**Requirements**:
Quote word for word the lines of the listing below, starting at the line containing "storage-point [1043, 517, 1065, 538]" and ending at the line containing "loss-point [1073, 88, 1094, 109]", with both of those lines included.

_ _ _ _ _

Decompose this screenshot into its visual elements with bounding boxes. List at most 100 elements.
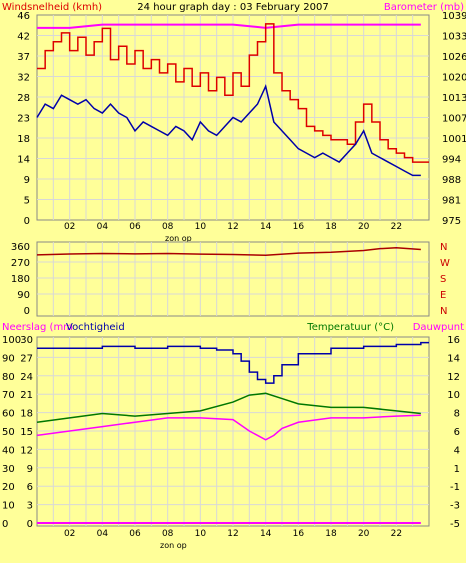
humidity-series xyxy=(36,341,429,524)
x-tick-label: 08 xyxy=(162,222,174,232)
x-tick-label: 12 xyxy=(227,222,238,232)
x-tick-label: 12 xyxy=(227,529,238,539)
y-tick-label: 32 xyxy=(17,73,30,84)
y-tick-label: 5 xyxy=(24,196,30,207)
x-tick-label: 04 xyxy=(97,222,109,232)
y-tick-label: 90 xyxy=(2,353,15,364)
y-tick-label: 988 xyxy=(442,175,461,186)
humidity-temperature-panel: Neerslag (mm Vochtigheid Temperatuur (°C… xyxy=(2,322,464,550)
y-tick-label: 1026 xyxy=(442,52,466,63)
y-tick-label: W xyxy=(440,258,450,269)
x-tick-label: 14 xyxy=(260,529,272,539)
y-tick-label: 1013 xyxy=(442,93,466,104)
y-tick-label: 30 xyxy=(20,335,33,346)
wind-x-ticks: 02 04 06 08 10 12 14 16 18 20 22 xyxy=(64,222,402,232)
dewpoint-line xyxy=(36,414,421,441)
y-tick-label: 1020 xyxy=(442,73,466,84)
y-tick-label: 20 xyxy=(2,482,15,493)
y-tick-label: N xyxy=(440,306,447,317)
y-tick-label: 1033 xyxy=(442,32,466,43)
wind-left-ticks: 46 42 37 32 28 23 18 14 9 5 0 xyxy=(17,11,30,227)
direction-series xyxy=(36,247,421,256)
y-tick-label: 8 xyxy=(454,409,460,420)
y-tick-label: 100 xyxy=(2,335,21,346)
y-tick-label: 70 xyxy=(2,390,15,401)
y-tick-label: 0 xyxy=(24,216,30,227)
y-tick-label: -5 xyxy=(450,519,460,530)
y-tick-label: 10 xyxy=(447,390,460,401)
y-tick-label: 1039 xyxy=(442,11,466,22)
y-tick-label: 4 xyxy=(454,445,460,456)
y-tick-label: S xyxy=(440,274,446,285)
y-tick-label: 27 xyxy=(20,353,33,364)
y-tick-label: 1007 xyxy=(442,114,466,125)
y-tick-label: 6 xyxy=(27,482,33,493)
x-tick-label: 10 xyxy=(195,529,207,539)
y-tick-label: 80 xyxy=(2,372,15,383)
y-tick-label: 18 xyxy=(20,409,33,420)
y-tick-label: 46 xyxy=(17,11,30,22)
x-tick-label: 16 xyxy=(293,529,305,539)
sunrise-label-bottom: zon op xyxy=(160,541,187,550)
sunrise-label-top: zon op xyxy=(165,234,192,243)
x-tick-label: 14 xyxy=(260,222,272,232)
y-tick-label: 12 xyxy=(20,445,33,456)
temperature-right-ticks: 16 14 12 10 8 6 4 1 -1 -3 -5 xyxy=(447,335,460,530)
barometer-line xyxy=(37,23,421,29)
y-tick-label: 14 xyxy=(17,155,30,166)
y-tick-label: 9 xyxy=(27,464,33,475)
y-tick-label: N xyxy=(440,242,447,253)
x-tick-label: 04 xyxy=(97,529,109,539)
y-tick-label: 23 xyxy=(17,114,30,125)
y-tick-label: 270 xyxy=(11,258,30,269)
wind-series xyxy=(36,23,429,177)
barometer-right-ticks: 1039 1033 1026 1020 1013 1007 1001 994 988 981 975 xyxy=(442,11,466,227)
x-tick-label: 20 xyxy=(358,529,370,539)
y-tick-label: 180 xyxy=(11,274,30,285)
temperature-line xyxy=(36,392,421,423)
y-tick-label: 16 xyxy=(447,335,460,346)
y-tick-label: 3 xyxy=(27,501,33,512)
dewpoint-axis-label: Dauwpunt xyxy=(413,322,464,333)
wind-speed-line xyxy=(37,23,429,163)
y-tick-label: -1 xyxy=(450,482,460,493)
x-tick-label: 22 xyxy=(391,222,402,232)
x-tick-label: 18 xyxy=(325,222,337,232)
y-tick-label: 14 xyxy=(447,353,460,364)
direction-left-ticks: 360 270 180 90 0 xyxy=(11,242,30,317)
x-tick-label: 16 xyxy=(293,222,305,232)
y-tick-label: -3 xyxy=(450,501,460,512)
y-tick-label: 360 xyxy=(11,242,30,253)
y-tick-label: 975 xyxy=(442,216,461,227)
y-tick-label: 0 xyxy=(24,306,30,317)
x-tick-label: 20 xyxy=(358,222,370,232)
wind-axis-label: Windsnelheid (kmh) xyxy=(2,2,102,13)
x-tick-label: 18 xyxy=(325,529,337,539)
y-tick-label: 15 xyxy=(20,427,33,438)
y-tick-label: 981 xyxy=(442,196,461,207)
wind-average-line xyxy=(36,83,421,177)
y-tick-label: 12 xyxy=(447,372,460,383)
x-tick-label: 06 xyxy=(129,529,141,539)
y-tick-label: 1 xyxy=(454,464,460,475)
y-tick-label: 37 xyxy=(17,52,30,63)
direction-grid xyxy=(37,242,429,316)
y-tick-label: 6 xyxy=(454,427,460,438)
wind-barometer-panel: Windsnelheid (kmh) 24 hour graph day : 0… xyxy=(2,2,466,243)
y-tick-label: 9 xyxy=(24,175,30,186)
x-tick-label: 02 xyxy=(64,529,75,539)
y-tick-label: 90 xyxy=(17,290,30,301)
x-tick-label: 06 xyxy=(129,222,141,232)
y-tick-label: 28 xyxy=(17,93,30,104)
y-tick-label: 994 xyxy=(442,155,461,166)
y-tick-label: 24 xyxy=(20,372,33,383)
y-tick-label: 18 xyxy=(17,134,30,145)
y-tick-label: 40 xyxy=(2,445,15,456)
y-tick-label: 1001 xyxy=(442,134,466,145)
x-tick-label: 02 xyxy=(64,222,75,232)
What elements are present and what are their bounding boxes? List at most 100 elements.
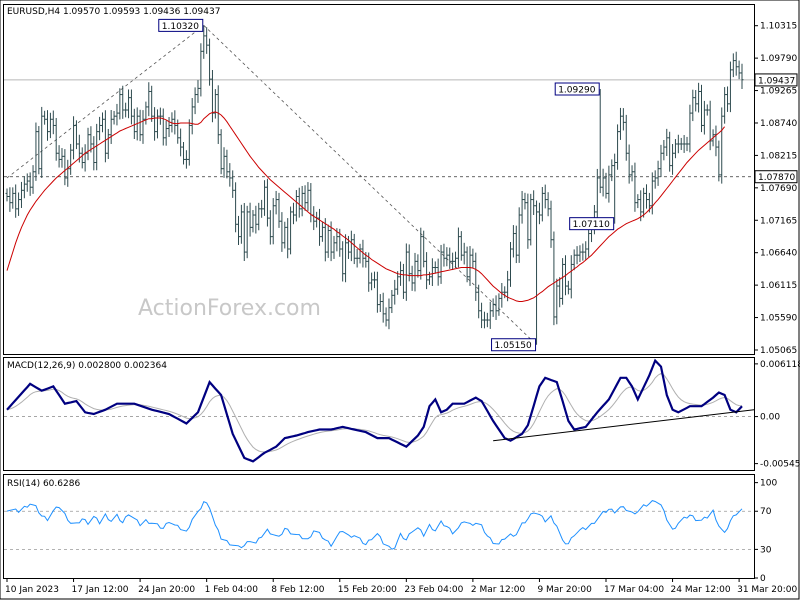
ohlc-bar [147, 82, 151, 117]
ohlc-bar [179, 128, 183, 157]
x-tick-label: 31 Mar 20:00 [737, 585, 797, 595]
ohlc-bar [277, 192, 281, 228]
ohlc-bar [506, 270, 510, 302]
ohlc-bar [341, 241, 345, 282]
ohlc-bar [526, 193, 530, 249]
ohlc-bar [222, 147, 226, 178]
ohlc-bar [618, 107, 622, 140]
ohlc-bar [705, 104, 709, 116]
ohlc-bar [454, 251, 458, 268]
ohlc-bar [370, 272, 374, 291]
x-tick-label: 23 Feb 04:00 [404, 585, 463, 595]
ohlc-bar [37, 126, 41, 175]
level-price-label-box [754, 170, 798, 184]
ohlc-bar [173, 110, 177, 135]
ohlc-bar [737, 60, 741, 80]
annotation-label: 1.10320 [162, 22, 199, 32]
ohlc-bar [636, 194, 640, 209]
ohlc-bar [546, 192, 550, 217]
ohlc-bar [373, 271, 376, 289]
annotation-1.10320: 1.10320 [158, 18, 204, 32]
ohlc-bar [150, 85, 154, 122]
ohlc-bar [228, 163, 232, 187]
ohlc-bar [485, 312, 489, 328]
ohlc-bar [98, 116, 102, 141]
ohlc-bar [257, 202, 261, 231]
ohlc-bar [254, 205, 258, 234]
ohlc-bar [471, 248, 475, 268]
ohlc-bar [731, 53, 735, 78]
ohlc-bar [708, 100, 712, 151]
ohlc-bar [161, 108, 165, 146]
ohlc-bar [413, 252, 417, 292]
ohlc-bar [141, 110, 145, 144]
ohlc-bar [416, 254, 420, 278]
ohlc-bar [650, 172, 654, 215]
ohlc-bar [202, 25, 206, 59]
ohlc-bar [17, 192, 21, 216]
rsi-tick-label: 30 [760, 545, 772, 555]
ohlc-bar [474, 252, 478, 301]
ohlc-bar [621, 108, 625, 131]
ohlc-bar [630, 165, 634, 182]
ohlc-bar [60, 148, 64, 168]
ohlc-bar [144, 101, 148, 125]
ohlc-bar [132, 108, 136, 140]
ohlc-bar [74, 120, 78, 150]
ohlc-bar [349, 230, 353, 262]
ohlc-bar [271, 198, 275, 245]
ohlc-bar [100, 112, 104, 133]
ohlc-bar [425, 252, 429, 290]
ohlc-bar [459, 231, 463, 261]
ohlc-bar [639, 190, 643, 222]
ohlc-bar [86, 127, 90, 161]
ohlc-bar [5, 188, 9, 202]
ohlc-bar [352, 233, 356, 265]
ohlc-bar [627, 144, 631, 184]
ohlc-bar [456, 227, 460, 268]
rsi-tick-label: 100 [760, 479, 777, 489]
ohlc-bar [561, 258, 565, 305]
ohlc-bar [72, 116, 76, 160]
ohlc-bar [234, 182, 238, 233]
ohlc-bar [482, 311, 486, 329]
ohlc-bar [642, 187, 646, 218]
ohlc-bar [210, 69, 214, 123]
ohlc-bar [442, 243, 446, 267]
x-tick-label: 8 Feb 12:00 [271, 585, 325, 595]
ohlc-bar [112, 110, 116, 125]
ohlc-bar [480, 302, 484, 329]
ohlc-bar [46, 110, 50, 141]
ohlc-bar [676, 134, 680, 154]
ohlc-bar [691, 89, 695, 122]
ohlc-bar [390, 289, 394, 314]
annotation-label: 1.05150 [495, 341, 532, 351]
price-tick-label: 1.09265 [760, 87, 797, 97]
ohlc-bar [720, 107, 724, 184]
ohlc-bar [699, 84, 703, 133]
ohlc-bar [682, 135, 686, 153]
ohlc-bar [8, 187, 12, 212]
ohlc-bar [89, 126, 93, 153]
annotation-label: 1.07110 [573, 220, 610, 230]
macd-tick-label: -0.005458 [760, 460, 800, 470]
last-price-label-box [754, 73, 798, 87]
ohlc-bar [219, 129, 223, 175]
ohlc-bar [419, 227, 423, 280]
price-tick-label: 1.07690 [760, 184, 797, 194]
ohlc-bar [604, 172, 608, 199]
ohlc-bar [184, 150, 188, 169]
ohlc-bar [558, 277, 562, 308]
ohlc-bar [468, 246, 472, 286]
macd-tick-label: 0.00 [760, 413, 780, 423]
macd-line [6, 358, 743, 463]
x-tick-label: 15 Feb 20:00 [338, 585, 397, 595]
ohlc-bar [381, 292, 385, 323]
ohlc-bar [378, 294, 382, 313]
ohlc-bar [297, 187, 301, 218]
ohlc-bar [69, 143, 73, 175]
ohlc-bar [445, 247, 449, 267]
ohlc-bar [451, 252, 455, 271]
macd-header: MACD(12,26,9) 0.002800 0.002364 [7, 361, 167, 371]
ohlc-bar [43, 110, 47, 125]
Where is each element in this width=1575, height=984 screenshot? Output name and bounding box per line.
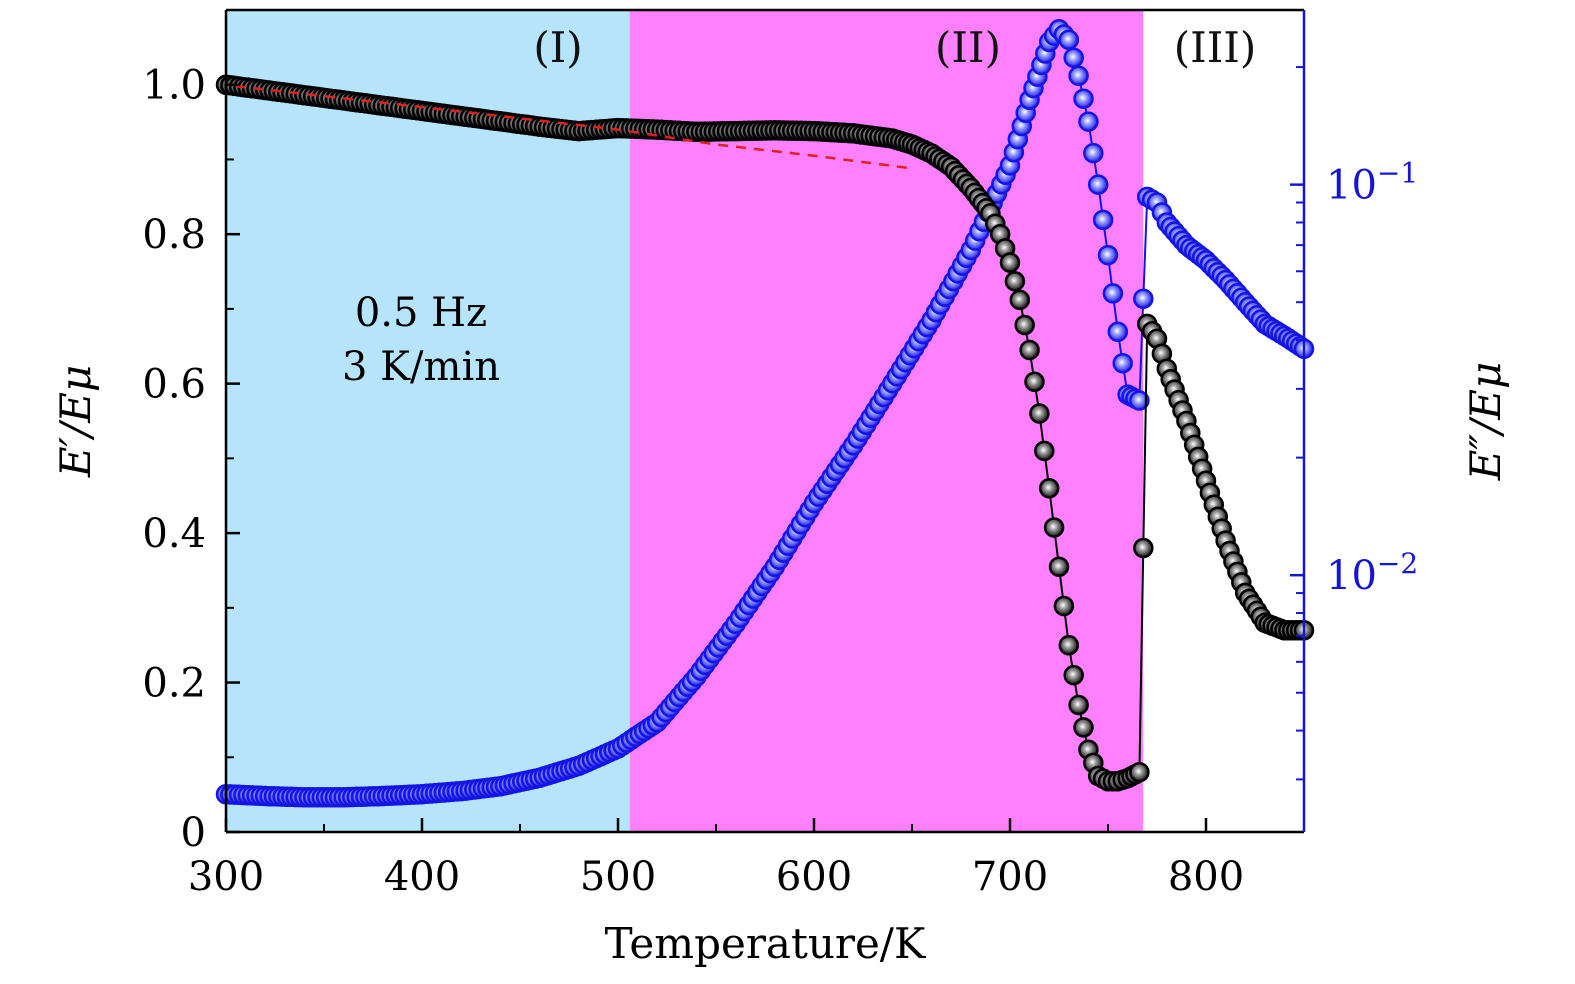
storage-point [1043, 517, 1065, 538]
annotation-rate: 3 K/min [342, 344, 500, 390]
y-tick-label: 1.0 [142, 63, 206, 109]
storage-point [1019, 339, 1040, 361]
region-label-3: (III) [1174, 23, 1257, 72]
y-right-axis-title: E″/Eμ [1461, 362, 1510, 481]
storage-point [1063, 664, 1084, 686]
loss-modulus-series [215, 18, 1315, 808]
y-right-axis-ticks: 10−2 10−1 [1290, 66, 1418, 781]
fit-line-path [235, 84, 913, 170]
loss-point [1133, 288, 1154, 309]
loss-point [1107, 321, 1129, 343]
y-right-tick-label: 10−1 [1326, 157, 1418, 209]
storage-point [1029, 403, 1050, 424]
storage-point [1034, 440, 1055, 462]
storage-modulus-series [215, 74, 1315, 792]
region-1 [226, 10, 630, 832]
storage-point [1004, 271, 1026, 292]
storage-point [1048, 556, 1070, 577]
loss-point [1129, 390, 1150, 411]
loss-point [1073, 88, 1094, 109]
x-tick-label: 800 [1168, 854, 1244, 900]
loss-point [1078, 111, 1099, 132]
region-label-2: (II) [935, 23, 1001, 72]
storage-point [1133, 537, 1154, 559]
x-tick-label: 400 [384, 854, 460, 900]
loss-point [1102, 283, 1124, 304]
storage-point [1073, 717, 1094, 738]
loss-point [1087, 174, 1109, 195]
loss-point [1063, 47, 1084, 68]
region-3 [1143, 10, 1304, 832]
y-axis-ticks: 0 0.2 0.4 0.6 0.8 1.0 [142, 9, 240, 856]
y-tick-label: 0.4 [142, 511, 206, 557]
storage-point [1014, 314, 1035, 336]
storage-point [999, 252, 1021, 273]
y-tick-label: 0.8 [142, 212, 206, 258]
x-tick-label: 600 [776, 854, 852, 900]
storage-point [1009, 289, 1031, 311]
x-tick-label: 500 [580, 854, 656, 900]
storage-point [1129, 761, 1150, 783]
storage-point [1058, 634, 1080, 656]
x-tick-label: 700 [972, 854, 1048, 900]
loss-point [1058, 29, 1080, 50]
loss-point [1083, 142, 1104, 164]
x-axis-title: Temperature/K [605, 919, 927, 968]
loss-point [1068, 65, 1089, 87]
x-tick-label: 300 [188, 854, 264, 900]
plot-frame [224, 8, 1306, 834]
loss-point [1092, 209, 1114, 231]
loss-point [1097, 244, 1119, 266]
storage-point [1053, 595, 1075, 617]
region-labels: (I) (II) (III) [533, 23, 1256, 72]
storage-point [1024, 371, 1045, 393]
storage-point [1068, 694, 1089, 716]
y-right-tick-label: 10−2 [1326, 547, 1418, 599]
storage-point [1038, 478, 1060, 499]
y-tick-label: 0.2 [142, 661, 206, 707]
y-axis-title: E′/Eμ [51, 365, 100, 478]
x-axis-ticks: 300 400 500 600 700 800 [188, 818, 1244, 900]
annotation-frequency: 0.5 Hz [355, 290, 487, 336]
region-label-1: (I) [533, 23, 582, 72]
y-tick-label: 0.6 [142, 362, 206, 408]
linear-fit-line [235, 84, 913, 170]
loss-point [1112, 352, 1133, 374]
y-tick-label: 0 [181, 810, 206, 856]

_ _ _ _ _

**The answer**:
storage-point [1043, 517, 1065, 538]
annotation-rate: 3 K/min [342, 344, 500, 390]
y-tick-label: 1.0 [142, 63, 206, 109]
storage-point [1019, 339, 1040, 361]
region-label-3: (III) [1174, 23, 1257, 72]
y-right-axis-title: E″/Eμ [1461, 362, 1510, 481]
storage-point [1063, 664, 1084, 686]
loss-modulus-series [215, 18, 1315, 808]
y-right-axis-ticks: 10−2 10−1 [1290, 66, 1418, 781]
fit-line-path [235, 84, 913, 170]
loss-point [1133, 288, 1154, 309]
loss-point [1107, 321, 1129, 343]
y-right-tick-label: 10−1 [1326, 157, 1418, 209]
storage-point [1029, 403, 1050, 424]
storage-point [1034, 440, 1055, 462]
storage-modulus-series [215, 74, 1315, 792]
region-1 [226, 10, 630, 832]
storage-point [1004, 271, 1026, 292]
storage-point [1048, 556, 1070, 577]
loss-point [1129, 390, 1150, 411]
loss-point [1073, 88, 1094, 109]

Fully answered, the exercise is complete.